* Given data:
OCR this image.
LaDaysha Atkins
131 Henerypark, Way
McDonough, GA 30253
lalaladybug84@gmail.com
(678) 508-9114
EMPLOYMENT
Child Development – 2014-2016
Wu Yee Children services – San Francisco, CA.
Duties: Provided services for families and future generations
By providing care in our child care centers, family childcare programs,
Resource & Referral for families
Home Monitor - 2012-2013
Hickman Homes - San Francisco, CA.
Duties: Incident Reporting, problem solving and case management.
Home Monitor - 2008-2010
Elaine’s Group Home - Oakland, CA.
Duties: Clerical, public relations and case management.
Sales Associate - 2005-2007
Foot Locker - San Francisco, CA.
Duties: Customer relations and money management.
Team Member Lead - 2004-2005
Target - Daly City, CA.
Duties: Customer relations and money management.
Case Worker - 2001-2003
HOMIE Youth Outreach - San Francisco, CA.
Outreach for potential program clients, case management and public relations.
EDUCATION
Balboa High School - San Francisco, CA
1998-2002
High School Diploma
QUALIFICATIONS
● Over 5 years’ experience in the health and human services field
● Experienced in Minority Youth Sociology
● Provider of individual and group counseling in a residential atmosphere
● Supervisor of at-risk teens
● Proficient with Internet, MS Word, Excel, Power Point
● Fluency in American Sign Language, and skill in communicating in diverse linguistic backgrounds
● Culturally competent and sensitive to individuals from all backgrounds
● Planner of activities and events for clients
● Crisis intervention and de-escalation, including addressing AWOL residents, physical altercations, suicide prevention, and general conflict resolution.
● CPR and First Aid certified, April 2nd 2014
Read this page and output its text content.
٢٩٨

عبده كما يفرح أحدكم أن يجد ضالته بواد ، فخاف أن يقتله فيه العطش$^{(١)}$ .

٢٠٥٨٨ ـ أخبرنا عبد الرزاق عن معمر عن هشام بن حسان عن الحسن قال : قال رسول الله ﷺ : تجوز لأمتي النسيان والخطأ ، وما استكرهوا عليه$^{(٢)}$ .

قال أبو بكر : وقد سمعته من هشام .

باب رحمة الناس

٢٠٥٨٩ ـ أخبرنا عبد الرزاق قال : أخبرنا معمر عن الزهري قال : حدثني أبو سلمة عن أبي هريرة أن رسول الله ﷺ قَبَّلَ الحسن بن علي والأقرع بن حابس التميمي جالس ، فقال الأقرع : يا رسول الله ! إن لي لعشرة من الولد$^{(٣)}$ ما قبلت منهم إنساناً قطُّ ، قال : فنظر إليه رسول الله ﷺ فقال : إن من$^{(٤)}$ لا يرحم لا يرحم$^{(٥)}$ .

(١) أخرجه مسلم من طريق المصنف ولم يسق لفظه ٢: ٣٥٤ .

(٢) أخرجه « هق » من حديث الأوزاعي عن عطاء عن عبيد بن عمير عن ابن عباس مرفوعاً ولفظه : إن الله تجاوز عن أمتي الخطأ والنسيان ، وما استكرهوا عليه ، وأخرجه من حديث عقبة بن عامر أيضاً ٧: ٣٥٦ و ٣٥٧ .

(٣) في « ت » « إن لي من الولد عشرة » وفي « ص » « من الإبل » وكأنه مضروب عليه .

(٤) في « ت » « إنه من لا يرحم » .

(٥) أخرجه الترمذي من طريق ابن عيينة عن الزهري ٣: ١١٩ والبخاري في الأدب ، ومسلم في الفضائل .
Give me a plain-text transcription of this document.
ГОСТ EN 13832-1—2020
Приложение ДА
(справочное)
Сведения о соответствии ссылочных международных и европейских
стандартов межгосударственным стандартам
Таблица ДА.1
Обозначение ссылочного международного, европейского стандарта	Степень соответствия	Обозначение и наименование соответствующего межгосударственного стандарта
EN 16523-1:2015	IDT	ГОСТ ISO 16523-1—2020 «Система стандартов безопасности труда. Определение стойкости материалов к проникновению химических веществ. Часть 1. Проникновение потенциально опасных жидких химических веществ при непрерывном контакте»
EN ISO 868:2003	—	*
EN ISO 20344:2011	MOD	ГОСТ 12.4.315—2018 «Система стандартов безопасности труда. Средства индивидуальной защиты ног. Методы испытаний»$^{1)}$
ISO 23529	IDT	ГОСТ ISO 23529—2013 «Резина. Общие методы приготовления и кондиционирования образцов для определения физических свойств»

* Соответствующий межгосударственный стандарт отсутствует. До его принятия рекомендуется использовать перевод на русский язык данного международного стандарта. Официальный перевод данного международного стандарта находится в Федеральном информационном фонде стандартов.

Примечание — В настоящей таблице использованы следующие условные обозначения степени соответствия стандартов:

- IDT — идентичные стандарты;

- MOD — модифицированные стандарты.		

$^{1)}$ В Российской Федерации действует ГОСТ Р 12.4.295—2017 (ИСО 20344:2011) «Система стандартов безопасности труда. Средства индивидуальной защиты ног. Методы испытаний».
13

* What the exercise asks:
Reproduce the whole listing word for word.

* Full solution:
OCR this image.
LaDaysha Atkins
131 Henerypark, Way
McDonough, GA 30253
lalaladybug84@gmail.com
(678) 508-9114
EMPLOYMENT
Child Development – 2014-2016
Wu Yee Children services – San Francisco, CA.
Duties: Provided services for families and future generations
By providing care in our child care centers, family childcare programs,
Resource & Referral for families
Home Monitor - 2012-2013
Hickman Homes - San Francisco, CA.
Duties: Incident Reporting, problem solving and case management.
Home Monitor - 2008-2010
Elaine’s Group Home - Oakland, CA.
Duties: Clerical, public relations and case management.
Sales Associate - 2005-2007
Foot Locker - San Francisco, CA.
Duties: Customer relations and money management.
Team Member Lead - 2004-2005
Target - Daly City, CA.
Duties: Customer relations and money management.
Case Worker - 2001-2003
HOMIE Youth Outreach - San Francisco, CA.
Outreach for potential program clients, case management and public relations.
EDUCATION
Balboa High School - San Francisco, CA
1998-2002
High School Diploma
QUALIFICATIONS
● Over 5 years’ experience in the health and human services field
● Experienced in Minority Youth Sociology
● Provider of individual and group counseling in a residential atmosphere
● Supervisor of at-risk teens
● Proficient with Internet, MS Word, Excel, Power Point
● Fluency in American Sign Language, and skill in communicating in diverse linguistic backgrounds
● Culturally competent and sensitive to individuals from all backgrounds
● Planner of activities and events for clients
● Crisis intervention and de-escalation, including addressing AWOL residents, physical altercations, suicide prevention, and general conflict resolution.
● CPR and First Aid certified, April 2nd 2014
Read this page and output its text content.
٢٩٨

عبده كما يفرح أحدكم أن يجد ضالته بواد ، فخاف أن يقتله فيه العطش$^{(١)}$ .

٢٠٥٨٨ ـ أخبرنا عبد الرزاق عن معمر عن هشام بن حسان عن الحسن قال : قال رسول الله ﷺ : تجوز لأمتي النسيان والخطأ ، وما استكرهوا عليه$^{(٢)}$ .

قال أبو بكر : وقد سمعته من هشام .

باب رحمة الناس

٢٠٥٨٩ ـ أخبرنا عبد الرزاق قال : أخبرنا معمر عن الزهري قال : حدثني أبو سلمة عن أبي هريرة أن رسول الله ﷺ قَبَّلَ الحسن بن علي والأقرع بن حابس التميمي جالس ، فقال الأقرع : يا رسول الله ! إن لي لعشرة من الولد$^{(٣)}$ ما قبلت منهم إنساناً قطُّ ، قال : فنظر إليه رسول الله ﷺ فقال : إن من$^{(٤)}$ لا يرحم لا يرحم$^{(٥)}$ .

(١) أخرجه مسلم من طريق المصنف ولم يسق لفظه ٢: ٣٥٤ .

(٢) أخرجه « هق » من حديث الأوزاعي عن عطاء عن عبيد بن عمير عن ابن عباس مرفوعاً ولفظه : إن الله تجاوز عن أمتي الخطأ والنسيان ، وما استكرهوا عليه ، وأخرجه من حديث عقبة بن عامر أيضاً ٧: ٣٥٦ و ٣٥٧ .

(٣) في « ت » « إن لي من الولد عشرة » وفي « ص » « من الإبل » وكأنه مضروب عليه .

(٤) في « ت » « إنه من لا يرحم » .

(٥) أخرجه الترمذي من طريق ابن عيينة عن الزهري ٣: ١١٩ والبخاري في الأدب ، ومسلم في الفضائل .
Give me a plain-text transcription of this document.
ГОСТ EN 13832-1—2020
Приложение ДА
(справочное)
Сведения о соответствии ссылочных международных и европейских
стандартов межгосударственным стандартам
Таблица ДА.1
Обозначение ссылочного международного, европейского стандарта	Степень соответствия	Обозначение и наименование соответствующего межгосударственного стандарта
EN 16523-1:2015	IDT	ГОСТ ISO 16523-1—2020 «Система стандартов безопасности труда. Определение стойкости материалов к проникновению химических веществ. Часть 1. Проникновение потенциально опасных жидких химических веществ при непрерывном контакте»
EN ISO 868:2003	—	*
EN ISO 20344:2011	MOD	ГОСТ 12.4.315—2018 «Система стандартов безопасности труда. Средства индивидуальной защиты ног. Методы испытаний»$^{1)}$
ISO 23529	IDT	ГОСТ ISO 23529—2013 «Резина. Общие методы приготовления и кондиционирования образцов для определения физических свойств»

* Соответствующий межгосударственный стандарт отсутствует. До его принятия рекомендуется использовать перевод на русский язык данного международного стандарта. Официальный перевод данного международного стандарта находится в Федеральном информационном фонде стандартов.

Примечание — В настоящей таблице использованы следующие условные обозначения степени соответствия стандартов:

- IDT — идентичные стандарты;

- MOD — модифицированные стандарты.		

$^{1)}$ В Российской Федерации действует ГОСТ Р 12.4.295—2017 (ИСО 20344:2011) «Система стандартов безопасности труда. Средства индивидуальной защиты ног. Методы испытаний».
13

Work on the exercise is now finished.